Collection entries:
--

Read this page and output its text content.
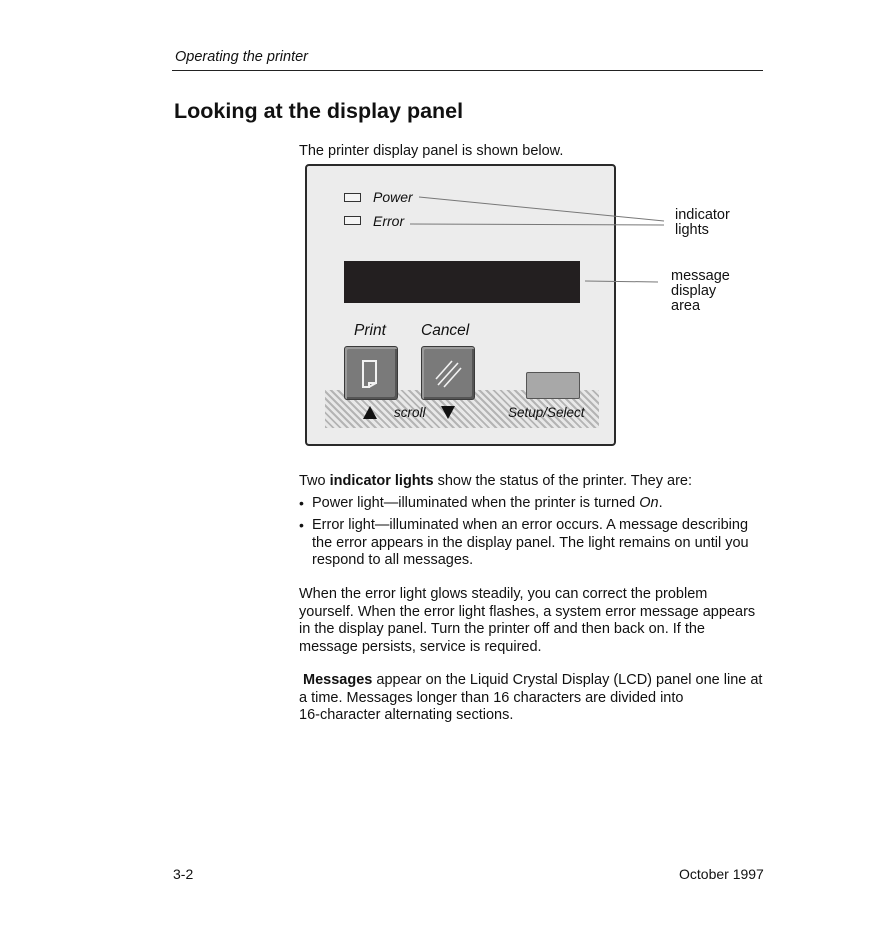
Operating the printer
Looking at the display panel
The printer display panel is shown below.
Power
Error
Print Cancel
scroll	Setup/Select
indicator
lights
message
display
area
Two indicator lights show the status of the printer. They are:
• Power light—illuminated when the printer is turned On.
• Error light—illuminated when an error occurs. A message describing
the error appears in the display panel. The light remains on until you
respond to all messages.
When the error light glows steadily, you can correct the problem
yourself. When the error light flashes, a system error message appears
in the display panel. Turn the printer off and then back on. If the
message persists, service is required.
Messages appear on the Liquid Crystal Display (LCD) panel one line at
a time. Messages longer than 16 characters are divided into
16-character alternating sections.
3-2	October 1997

--

● Work to complete: Restate the full listing verbatim and drop every picture.

● Complete output:
Read this page and output its text content.
Operating the printer
Looking at the display panel
The printer display panel is shown below.
Power
Error
Print Cancel
scroll	Setup/Select
indicator
lights
message
display
area
Two indicator lights show the status of the printer. They are:
• Power light—illuminated when the printer is turned On.
• Error light—illuminated when an error occurs. A message describing
the error appears in the display panel. The light remains on until you
respond to all messages.
When the error light glows steadily, you can correct the problem
yourself. When the error light flashes, a system error message appears
in the display panel. Turn the printer off and then back on. If the
message persists, service is required.
Messages appear on the Liquid Crystal Display (LCD) panel one line at
a time. Messages longer than 16 characters are divided into
16-character alternating sections.
3-2	October 1997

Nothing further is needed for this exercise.